[BEGIN DATA SHOWN]
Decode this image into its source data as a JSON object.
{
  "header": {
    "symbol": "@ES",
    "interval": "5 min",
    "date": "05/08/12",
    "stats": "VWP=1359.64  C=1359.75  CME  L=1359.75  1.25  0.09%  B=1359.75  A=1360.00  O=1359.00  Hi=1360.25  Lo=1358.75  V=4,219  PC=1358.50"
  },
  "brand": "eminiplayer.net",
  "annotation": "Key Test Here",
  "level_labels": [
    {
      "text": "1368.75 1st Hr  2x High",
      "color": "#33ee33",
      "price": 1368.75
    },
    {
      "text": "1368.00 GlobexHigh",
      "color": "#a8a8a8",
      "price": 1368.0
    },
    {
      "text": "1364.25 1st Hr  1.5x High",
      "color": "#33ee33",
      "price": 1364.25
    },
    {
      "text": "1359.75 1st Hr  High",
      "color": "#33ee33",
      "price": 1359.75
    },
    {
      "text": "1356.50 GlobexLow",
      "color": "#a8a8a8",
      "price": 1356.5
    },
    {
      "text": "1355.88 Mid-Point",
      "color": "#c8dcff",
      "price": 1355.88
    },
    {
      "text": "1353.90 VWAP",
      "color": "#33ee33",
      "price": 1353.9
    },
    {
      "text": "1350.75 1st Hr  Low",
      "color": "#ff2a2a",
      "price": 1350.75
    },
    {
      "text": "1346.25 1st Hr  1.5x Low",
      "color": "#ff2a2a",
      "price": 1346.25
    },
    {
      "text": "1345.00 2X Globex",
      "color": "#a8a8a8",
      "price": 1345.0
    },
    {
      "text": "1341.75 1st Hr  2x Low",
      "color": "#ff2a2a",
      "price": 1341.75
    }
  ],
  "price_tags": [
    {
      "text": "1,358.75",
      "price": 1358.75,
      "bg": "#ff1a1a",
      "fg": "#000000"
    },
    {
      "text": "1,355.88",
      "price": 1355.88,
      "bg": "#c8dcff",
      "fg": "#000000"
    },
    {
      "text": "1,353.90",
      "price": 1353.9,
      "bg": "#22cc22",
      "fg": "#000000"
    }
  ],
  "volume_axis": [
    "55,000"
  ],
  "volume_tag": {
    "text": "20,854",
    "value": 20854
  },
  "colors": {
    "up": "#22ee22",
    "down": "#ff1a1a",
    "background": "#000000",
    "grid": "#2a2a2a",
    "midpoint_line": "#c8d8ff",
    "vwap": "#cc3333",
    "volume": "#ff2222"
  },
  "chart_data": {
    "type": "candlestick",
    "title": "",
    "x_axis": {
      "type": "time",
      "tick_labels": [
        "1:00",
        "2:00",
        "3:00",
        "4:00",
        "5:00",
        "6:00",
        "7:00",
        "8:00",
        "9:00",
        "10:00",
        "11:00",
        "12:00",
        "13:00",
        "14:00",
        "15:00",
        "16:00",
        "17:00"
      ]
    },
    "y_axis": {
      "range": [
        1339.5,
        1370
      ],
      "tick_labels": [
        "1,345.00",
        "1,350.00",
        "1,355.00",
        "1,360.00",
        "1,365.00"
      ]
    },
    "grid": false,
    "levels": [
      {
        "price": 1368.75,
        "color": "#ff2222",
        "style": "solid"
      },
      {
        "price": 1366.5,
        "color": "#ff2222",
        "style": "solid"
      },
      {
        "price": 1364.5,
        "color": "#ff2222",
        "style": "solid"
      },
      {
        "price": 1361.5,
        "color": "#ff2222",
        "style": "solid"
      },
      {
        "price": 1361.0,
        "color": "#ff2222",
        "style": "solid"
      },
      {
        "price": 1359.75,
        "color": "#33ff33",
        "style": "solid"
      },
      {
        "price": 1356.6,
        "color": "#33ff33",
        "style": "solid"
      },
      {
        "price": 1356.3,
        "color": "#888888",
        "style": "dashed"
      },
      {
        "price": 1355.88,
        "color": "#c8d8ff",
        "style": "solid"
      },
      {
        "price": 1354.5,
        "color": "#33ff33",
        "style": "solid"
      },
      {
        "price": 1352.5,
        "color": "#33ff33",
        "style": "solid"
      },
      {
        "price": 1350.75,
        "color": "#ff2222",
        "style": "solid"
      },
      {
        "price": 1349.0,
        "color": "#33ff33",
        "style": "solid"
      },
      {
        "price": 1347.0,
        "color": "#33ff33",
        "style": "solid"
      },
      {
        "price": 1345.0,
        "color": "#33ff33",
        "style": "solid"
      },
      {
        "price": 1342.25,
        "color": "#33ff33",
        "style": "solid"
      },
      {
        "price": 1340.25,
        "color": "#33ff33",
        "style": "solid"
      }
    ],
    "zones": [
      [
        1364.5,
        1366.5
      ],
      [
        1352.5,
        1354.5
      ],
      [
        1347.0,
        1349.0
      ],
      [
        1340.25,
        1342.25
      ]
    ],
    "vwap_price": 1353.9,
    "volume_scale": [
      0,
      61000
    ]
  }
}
[END DATA SHOWN]
YOUR TASK:
Exactly reproduce every line of the records.

THE COMPLETED TASK:
Decode this image into its source data as a JSON object.
{
  "header": {
    "symbol": "@ES",
    "interval": "5 min",
    "date": "05/08/12",
    "stats": "VWP=1359.64  C=1359.75  CME  L=1359.75  1.25  0.09%  B=1359.75  A=1360.00  O=1359.00  Hi=1360.25  Lo=1358.75  V=4,219  PC=1358.50"
  },
  "brand": "eminiplayer.net",
  "annotation": "Key Test Here",
  "level_labels": [
    {
      "text": "1368.75 1st Hr  2x High",
      "color": "#33ee33",
      "price": 1368.75
    },
    {
      "text": "1368.00 GlobexHigh",
      "color": "#a8a8a8",
      "price": 1368.0
    },
    {
      "text": "1364.25 1st Hr  1.5x High",
      "color": "#33ee33",
      "price": 1364.25
    },
    {
      "text": "1359.75 1st Hr  High",
      "color": "#33ee33",
      "price": 1359.75
    },
    {
      "text": "1356.50 GlobexLow",
      "color": "#a8a8a8",
      "price": 1356.5
    },
    {
      "text": "1355.88 Mid-Point",
      "color": "#c8dcff",
      "price": 1355.88
    },
    {
      "text": "1353.90 VWAP",
      "color": "#33ee33",
      "price": 1353.9
    },
    {
      "text": "1350.75 1st Hr  Low",
      "color": "#ff2a2a",
      "price": 1350.75
    },
    {
      "text": "1346.25 1st Hr  1.5x Low",
      "color": "#ff2a2a",
      "price": 1346.25
    },
    {
      "text": "1345.00 2X Globex",
      "color": "#a8a8a8",
      "price": 1345.0
    },
    {
      "text": "1341.75 1st Hr  2x Low",
      "color": "#ff2a2a",
      "price": 1341.75
    }
  ],
  "price_tags": [
    {
      "text": "1,358.75",
      "price": 1358.75,
      "bg": "#ff1a1a",
      "fg": "#000000"
    },
    {
      "text": "1,355.88",
      "price": 1355.88,
      "bg": "#c8dcff",
      "fg": "#000000"
    },
    {
      "text": "1,353.90",
      "price": 1353.9,
      "bg": "#22cc22",
      "fg": "#000000"
    }
  ],
  "volume_axis": [
    "55,000"
  ],
  "volume_tag": {
    "text": "20,854",
    "value": 20854
  },
  "colors": {
    "up": "#22ee22",
    "down": "#ff1a1a",
    "background": "#000000",
    "grid": "#2a2a2a",
    "midpoint_line": "#c8d8ff",
    "vwap": "#cc3333",
    "volume": "#ff2222"
  },
  "chart_data": {
    "type": "candlestick",
    "title": "",
    "x_axis": {
      "type": "time",
      "tick_labels": [
        "1:00",
        "2:00",
        "3:00",
        "4:00",
        "5:00",
        "6:00",
        "7:00",
        "8:00",
        "9:00",
        "10:00",
        "11:00",
        "12:00",
        "13:00",
        "14:00",
        "15:00",
        "16:00",
        "17:00"
      ]
    },
    "y_axis": {
      "range": [
        1339.5,
        1370
      ],
      "tick_labels": [
        "1,345.00",
        "1,350.00",
        "1,355.00",
        "1,360.00",
        "1,365.00"
      ]
    },
    "grid": false,
    "levels": [
      {
        "price": 1368.75,
        "color": "#ff2222",
        "style": "solid"
      },
      {
        "price": 1366.5,
        "color": "#ff2222",
        "style": "solid"
      },
      {
        "price": 1364.5,
        "color": "#ff2222",
        "style": "solid"
      },
      {
        "price": 1361.5,
        "color": "#ff2222",
        "style": "solid"
      },
      {
        "price": 1361.0,
        "color": "#ff2222",
        "style": "solid"
      },
      {
        "price": 1359.75,
        "color": "#33ff33",
        "style": "solid"
      },
      {
        "price": 1356.6,
        "color": "#33ff33",
        "style": "solid"
      },
      {
        "price": 1356.3,
        "color": "#888888",
        "style": "dashed"
      },
      {
        "price": 1355.88,
        "color": "#c8d8ff",
        "style": "solid"
      },
      {
        "price": 1354.5,
        "color": "#33ff33",
        "style": "solid"
      },
      {
        "price": 1352.5,
        "color": "#33ff33",
        "style": "solid"
      },
      {
        "price": 1350.75,
        "color": "#ff2222",
        "style": "solid"
      },
      {
        "price": 1349.0,
        "color": "#33ff33",
        "style": "solid"
      },
      {
        "price": 1347.0,
        "color": "#33ff33",
        "style": "solid"
      },
      {
        "price": 1345.0,
        "color": "#33ff33",
        "style": "solid"
      },
      {
        "price": 1342.25,
        "color": "#33ff33",
        "style": "solid"
      },
      {
        "price": 1340.25,
        "color": "#33ff33",
        "style": "solid"
      }
    ],
    "zones": [
      [
        1364.5,
        1366.5
      ],
      [
        1352.5,
        1354.5
      ],
      [
        1347.0,
        1349.0
      ],
      [
        1340.25,
        1342.25
      ]
    ],
    "vwap_price": 1353.9,
    "volume_scale": [
      0,
      61000
    ]
  }
}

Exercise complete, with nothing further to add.